TO BE DONE:
Write out the data below word for word, from its first line up to and including the line containing "price-label: 价 (253, 33, 270, 50)".

MATERIAL PROVIDED:

## Start

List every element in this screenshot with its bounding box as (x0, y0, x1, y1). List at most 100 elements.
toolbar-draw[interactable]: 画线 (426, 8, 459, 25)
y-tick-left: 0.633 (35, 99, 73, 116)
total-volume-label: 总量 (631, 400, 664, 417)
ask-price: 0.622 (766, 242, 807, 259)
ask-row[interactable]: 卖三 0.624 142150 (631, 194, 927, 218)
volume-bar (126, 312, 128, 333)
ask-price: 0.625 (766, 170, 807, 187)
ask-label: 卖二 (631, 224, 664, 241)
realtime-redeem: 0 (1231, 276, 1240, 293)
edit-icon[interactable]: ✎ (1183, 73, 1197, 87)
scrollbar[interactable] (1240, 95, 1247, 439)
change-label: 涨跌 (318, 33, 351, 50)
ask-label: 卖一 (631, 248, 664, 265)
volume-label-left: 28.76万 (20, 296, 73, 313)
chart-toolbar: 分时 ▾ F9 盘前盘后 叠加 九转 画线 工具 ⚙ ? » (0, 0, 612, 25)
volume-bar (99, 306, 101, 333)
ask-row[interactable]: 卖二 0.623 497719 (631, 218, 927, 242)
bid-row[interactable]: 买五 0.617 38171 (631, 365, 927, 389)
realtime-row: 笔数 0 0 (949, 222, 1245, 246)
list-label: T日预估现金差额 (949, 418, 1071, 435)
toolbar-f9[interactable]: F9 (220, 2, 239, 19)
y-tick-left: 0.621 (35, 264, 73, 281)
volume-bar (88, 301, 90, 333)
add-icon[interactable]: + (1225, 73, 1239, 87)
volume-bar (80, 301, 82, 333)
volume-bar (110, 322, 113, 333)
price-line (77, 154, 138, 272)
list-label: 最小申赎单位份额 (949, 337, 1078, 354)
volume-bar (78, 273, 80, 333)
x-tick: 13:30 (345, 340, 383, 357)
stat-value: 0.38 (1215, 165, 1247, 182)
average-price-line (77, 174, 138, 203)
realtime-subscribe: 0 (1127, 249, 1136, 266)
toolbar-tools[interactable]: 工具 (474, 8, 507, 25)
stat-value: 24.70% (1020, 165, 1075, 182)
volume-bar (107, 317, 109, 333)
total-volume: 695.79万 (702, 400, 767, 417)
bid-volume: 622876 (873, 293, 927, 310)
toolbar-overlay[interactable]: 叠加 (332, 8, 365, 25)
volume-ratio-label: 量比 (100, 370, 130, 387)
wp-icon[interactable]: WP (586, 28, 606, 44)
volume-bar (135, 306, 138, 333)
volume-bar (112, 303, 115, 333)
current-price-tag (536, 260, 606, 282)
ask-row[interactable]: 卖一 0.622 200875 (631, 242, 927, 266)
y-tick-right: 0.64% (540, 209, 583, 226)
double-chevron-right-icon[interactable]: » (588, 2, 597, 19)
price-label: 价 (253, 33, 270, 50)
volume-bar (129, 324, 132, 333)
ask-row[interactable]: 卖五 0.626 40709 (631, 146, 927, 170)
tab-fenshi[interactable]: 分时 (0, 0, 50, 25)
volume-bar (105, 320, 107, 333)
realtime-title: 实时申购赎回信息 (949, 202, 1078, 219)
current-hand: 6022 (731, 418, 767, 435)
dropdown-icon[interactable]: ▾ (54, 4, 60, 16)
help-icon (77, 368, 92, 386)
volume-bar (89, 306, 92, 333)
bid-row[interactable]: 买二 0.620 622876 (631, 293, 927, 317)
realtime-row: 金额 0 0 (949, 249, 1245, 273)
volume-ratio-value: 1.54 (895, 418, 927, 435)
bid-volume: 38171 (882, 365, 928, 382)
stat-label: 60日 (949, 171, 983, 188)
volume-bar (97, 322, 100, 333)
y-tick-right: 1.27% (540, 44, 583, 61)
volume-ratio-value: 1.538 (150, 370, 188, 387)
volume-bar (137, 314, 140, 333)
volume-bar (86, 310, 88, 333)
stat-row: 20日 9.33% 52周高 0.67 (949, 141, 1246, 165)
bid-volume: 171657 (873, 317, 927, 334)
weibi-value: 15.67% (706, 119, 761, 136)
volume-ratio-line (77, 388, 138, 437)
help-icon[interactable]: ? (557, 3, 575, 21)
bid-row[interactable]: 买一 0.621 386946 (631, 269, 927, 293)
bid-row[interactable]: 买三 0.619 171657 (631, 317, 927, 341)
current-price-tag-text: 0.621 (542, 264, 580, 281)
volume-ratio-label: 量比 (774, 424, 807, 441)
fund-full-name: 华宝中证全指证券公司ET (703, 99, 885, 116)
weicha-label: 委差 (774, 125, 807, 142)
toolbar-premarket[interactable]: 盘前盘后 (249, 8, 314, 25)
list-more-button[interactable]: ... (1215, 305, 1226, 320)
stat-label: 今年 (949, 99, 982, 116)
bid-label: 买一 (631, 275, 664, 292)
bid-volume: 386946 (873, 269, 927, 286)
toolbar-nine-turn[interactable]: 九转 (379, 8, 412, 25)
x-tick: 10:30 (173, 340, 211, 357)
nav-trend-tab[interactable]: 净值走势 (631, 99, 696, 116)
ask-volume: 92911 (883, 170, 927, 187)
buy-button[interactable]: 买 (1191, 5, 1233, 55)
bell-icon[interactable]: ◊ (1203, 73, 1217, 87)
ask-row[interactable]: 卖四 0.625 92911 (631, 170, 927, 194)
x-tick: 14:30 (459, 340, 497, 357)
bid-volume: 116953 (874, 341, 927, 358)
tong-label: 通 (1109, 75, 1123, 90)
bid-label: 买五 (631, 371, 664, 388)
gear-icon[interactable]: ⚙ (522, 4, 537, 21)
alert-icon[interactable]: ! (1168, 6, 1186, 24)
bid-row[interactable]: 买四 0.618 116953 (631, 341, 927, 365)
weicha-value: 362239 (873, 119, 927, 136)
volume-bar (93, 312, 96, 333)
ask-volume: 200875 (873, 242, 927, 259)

## End

FULL SOLUTION:
List every element in this screenshot with its bounding box as (x0, y0, x1, y1). List at most 100 elements.
toolbar-draw[interactable]: 画线 (426, 8, 459, 25)
y-tick-left: 0.633 (35, 99, 73, 116)
total-volume-label: 总量 (631, 400, 664, 417)
ask-price: 0.622 (766, 242, 807, 259)
ask-row[interactable]: 卖三 0.624 142150 (631, 194, 927, 218)
volume-bar (126, 312, 128, 333)
ask-price: 0.625 (766, 170, 807, 187)
ask-label: 卖二 (631, 224, 664, 241)
realtime-redeem: 0 (1231, 276, 1240, 293)
edit-icon[interactable]: ✎ (1183, 73, 1197, 87)
scrollbar[interactable] (1240, 95, 1247, 439)
change-label: 涨跌 (318, 33, 351, 50)
ask-label: 卖一 (631, 248, 664, 265)
volume-label-left: 28.76万 (20, 296, 73, 313)
chart-toolbar: 分时 ▾ F9 盘前盘后 叠加 九转 画线 工具 ⚙ ? » (0, 0, 612, 25)
volume-bar (99, 306, 101, 333)
ask-row[interactable]: 卖二 0.623 497719 (631, 218, 927, 242)
bid-row[interactable]: 买五 0.617 38171 (631, 365, 927, 389)
realtime-row: 笔数 0 0 (949, 222, 1245, 246)
list-label: T日预估现金差额 (949, 418, 1071, 435)
toolbar-f9[interactable]: F9 (220, 2, 239, 19)
y-tick-left: 0.621 (35, 264, 73, 281)
volume-bar (88, 301, 90, 333)
add-icon[interactable]: + (1225, 73, 1239, 87)
volume-bar (80, 301, 82, 333)
volume-bar (110, 322, 113, 333)
price-line (77, 154, 138, 272)
list-label: 最小申赎单位份额 (949, 337, 1078, 354)
volume-bar (78, 273, 80, 333)
x-tick: 13:30 (345, 340, 383, 357)
stat-value: 0.38 (1215, 165, 1247, 182)
average-price-line (77, 174, 138, 203)
realtime-subscribe: 0 (1127, 249, 1136, 266)
toolbar-tools[interactable]: 工具 (474, 8, 507, 25)
stat-value: 24.70% (1020, 165, 1075, 182)
volume-bar (107, 317, 109, 333)
total-volume: 695.79万 (702, 400, 767, 417)
bid-volume: 622876 (873, 293, 927, 310)
toolbar-overlay[interactable]: 叠加 (332, 8, 365, 25)
volume-ratio-label: 量比 (100, 370, 130, 387)
wp-icon[interactable]: WP (586, 28, 606, 44)
volume-bar (135, 306, 138, 333)
volume-bar (112, 303, 115, 333)
current-price-tag (536, 260, 606, 282)
ask-row[interactable]: 卖一 0.622 200875 (631, 242, 927, 266)
y-tick-right: 0.64% (540, 209, 583, 226)
double-chevron-right-icon[interactable]: » (588, 2, 597, 19)
price-label: 价 (253, 33, 270, 50)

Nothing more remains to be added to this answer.